> Source passage:
* * * *

A money order is a small paper promise that the money is already there. Filling one out takes about ninety seconds, but getting it wrong can cost you the whole amount.
How to Fill Out a Money Order, Step by Step

Key takeaways

  • A money order is prepaid, so it cannot bounce, which is exactly why landlords, the DMV, and cautious sellers still ask for one.
  • You buy them at the post office, most grocery and convenience stores, Walmart, and many banks and credit unions, usually for a fee of about one to two dollars.
  • Filling one out is five short fields: pay to, purchaser, address, memo, and your signature on the front only.
  • Keep the receipt, because it is your only proof of purchase and the only way to trace or refund a lost or stolen money order.
  • A money order caps out at $1,000 at the post office, so for a car or a home down payment a cashier's check is the safer tool.
  • The classic scam is an overpayment: someone sends you a money order for too much and asks you to wire back the difference before it clears as fake.

There is a specific kind of quiet panic that comes with a form that says money order only. Maybe it is a rental deposit, a court fee, the DMV, or a seller on an online marketplace who does not want a personal check from a stranger. You know what a money order roughly is, but you have never actually filled one out, and the little slip in your hand looks official enough that you are afraid to write in the wrong box. Good news: it is genuinely simple, it takes about ninety seconds, and once you have done one you will never be nervous again. This guide walks you through where to buy one, exactly what goes in each field, how to cash or deposit it, and what to do if it gets lost or stolen. It also covers the scams that turn money orders into a way to lose money instead of send it.

What a Money Order Actually Is

A money order is a prepaid paper payment. You hand over cash or a debit card, the store or post office prints a slip for that exact amount, and that slip is now worth real money to whoever you name on it. The key word is prepaid. Because you already paid for the full face value up front, a money order cannot bounce the way a personal check can. There is no bank account behind it that might be empty when the payment is presented. That guarantee is the whole reason money orders still exist in an age of instant apps.

This is why certain people insist on them. A landlord renting to a new tenant, a small seller shipping an item to someone they will never meet, a government office collecting a fee, all of them want payment that will not vanish after they have handed over the keys or the goods. A money order is a small, portable promise that the money is already there. The Consumer Financial Protection Bureau describes a money order as a safe alternative to cash or a personal check for people who may not have a checking account or who simply want a guaranteed form of payment.

* * * *

> Source data:
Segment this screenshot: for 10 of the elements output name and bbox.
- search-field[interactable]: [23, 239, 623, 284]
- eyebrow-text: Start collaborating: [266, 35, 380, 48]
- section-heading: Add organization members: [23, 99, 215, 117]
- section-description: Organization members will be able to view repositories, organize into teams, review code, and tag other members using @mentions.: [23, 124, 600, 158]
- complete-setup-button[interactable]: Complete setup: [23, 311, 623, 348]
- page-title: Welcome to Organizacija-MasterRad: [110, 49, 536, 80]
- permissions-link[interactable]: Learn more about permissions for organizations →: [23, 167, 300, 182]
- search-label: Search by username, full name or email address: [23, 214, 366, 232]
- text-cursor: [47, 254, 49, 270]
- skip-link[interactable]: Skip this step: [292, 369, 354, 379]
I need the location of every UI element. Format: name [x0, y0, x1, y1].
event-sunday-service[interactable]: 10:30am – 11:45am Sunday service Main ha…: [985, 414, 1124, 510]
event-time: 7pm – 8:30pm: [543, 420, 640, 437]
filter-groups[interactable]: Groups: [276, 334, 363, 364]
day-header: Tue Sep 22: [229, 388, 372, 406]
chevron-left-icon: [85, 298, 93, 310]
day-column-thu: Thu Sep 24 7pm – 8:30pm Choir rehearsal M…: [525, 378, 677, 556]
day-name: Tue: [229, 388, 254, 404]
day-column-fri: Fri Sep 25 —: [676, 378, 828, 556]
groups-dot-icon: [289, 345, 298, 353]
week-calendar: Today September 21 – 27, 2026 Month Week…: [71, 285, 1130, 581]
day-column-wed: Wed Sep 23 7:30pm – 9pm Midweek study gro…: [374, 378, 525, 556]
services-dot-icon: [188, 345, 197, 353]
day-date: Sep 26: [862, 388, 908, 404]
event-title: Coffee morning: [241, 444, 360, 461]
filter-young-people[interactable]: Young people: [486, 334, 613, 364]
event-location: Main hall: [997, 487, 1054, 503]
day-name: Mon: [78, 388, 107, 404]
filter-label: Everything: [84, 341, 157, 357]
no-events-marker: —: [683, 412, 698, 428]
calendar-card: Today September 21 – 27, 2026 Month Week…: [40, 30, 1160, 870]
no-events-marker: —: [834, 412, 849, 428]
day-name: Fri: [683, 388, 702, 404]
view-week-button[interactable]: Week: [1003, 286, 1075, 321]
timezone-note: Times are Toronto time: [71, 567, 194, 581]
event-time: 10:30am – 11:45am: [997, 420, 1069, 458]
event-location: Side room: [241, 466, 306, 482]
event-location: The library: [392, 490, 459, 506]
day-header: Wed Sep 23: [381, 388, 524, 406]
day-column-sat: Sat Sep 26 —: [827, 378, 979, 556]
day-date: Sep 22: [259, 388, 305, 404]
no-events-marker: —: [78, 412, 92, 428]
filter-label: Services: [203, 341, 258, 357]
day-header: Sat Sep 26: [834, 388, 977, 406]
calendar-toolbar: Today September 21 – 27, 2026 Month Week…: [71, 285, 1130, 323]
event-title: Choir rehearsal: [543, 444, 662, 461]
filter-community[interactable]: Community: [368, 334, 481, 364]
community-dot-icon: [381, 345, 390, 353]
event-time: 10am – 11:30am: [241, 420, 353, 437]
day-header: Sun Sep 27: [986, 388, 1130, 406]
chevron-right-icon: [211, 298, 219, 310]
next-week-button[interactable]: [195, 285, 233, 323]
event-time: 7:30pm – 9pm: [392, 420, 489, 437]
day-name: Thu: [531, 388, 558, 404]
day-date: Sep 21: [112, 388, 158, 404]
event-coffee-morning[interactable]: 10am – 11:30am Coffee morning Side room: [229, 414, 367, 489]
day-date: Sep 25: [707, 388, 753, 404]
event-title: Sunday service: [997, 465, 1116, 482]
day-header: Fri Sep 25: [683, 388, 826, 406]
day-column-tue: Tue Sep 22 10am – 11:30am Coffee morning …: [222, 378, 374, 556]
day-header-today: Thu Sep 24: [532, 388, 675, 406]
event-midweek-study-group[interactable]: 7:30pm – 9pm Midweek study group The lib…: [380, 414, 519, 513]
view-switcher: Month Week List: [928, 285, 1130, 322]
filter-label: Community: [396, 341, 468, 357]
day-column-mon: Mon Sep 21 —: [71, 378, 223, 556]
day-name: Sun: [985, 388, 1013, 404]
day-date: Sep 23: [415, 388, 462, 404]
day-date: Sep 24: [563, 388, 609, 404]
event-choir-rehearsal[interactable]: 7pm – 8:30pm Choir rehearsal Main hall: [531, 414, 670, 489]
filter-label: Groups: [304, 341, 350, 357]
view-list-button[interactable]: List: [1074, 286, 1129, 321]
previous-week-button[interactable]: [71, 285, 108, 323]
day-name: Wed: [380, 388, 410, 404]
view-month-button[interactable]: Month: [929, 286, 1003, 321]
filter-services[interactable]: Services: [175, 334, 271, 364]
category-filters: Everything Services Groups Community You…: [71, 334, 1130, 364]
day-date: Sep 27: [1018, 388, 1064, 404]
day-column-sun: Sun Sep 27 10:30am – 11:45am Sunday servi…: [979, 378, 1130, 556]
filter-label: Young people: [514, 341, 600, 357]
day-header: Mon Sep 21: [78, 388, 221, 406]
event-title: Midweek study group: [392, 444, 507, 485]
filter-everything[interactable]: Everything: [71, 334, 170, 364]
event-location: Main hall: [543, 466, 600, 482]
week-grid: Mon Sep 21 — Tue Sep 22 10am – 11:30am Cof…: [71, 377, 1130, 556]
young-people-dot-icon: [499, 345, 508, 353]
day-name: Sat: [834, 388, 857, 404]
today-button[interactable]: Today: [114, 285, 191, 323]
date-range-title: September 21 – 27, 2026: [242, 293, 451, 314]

* * * *

> Prompt 1: Translate this sentence from the money order guide into Spanish: "Because you already paid for the full face value up front, a money order cannot bounce the way a personal check can."
> Prompt 2: According to the key takeaways in the money order guide, what fields do you fill out on a money order? List them all.

> Result 1: Como ya pagó el valor nominal completo por adelantado, un giro postal no puede rebotar como puede hacerlo un cheque personal.

> Result 2:
- Pay to
- Purchaser
- Address
- Memo
- Your signature (on the front only)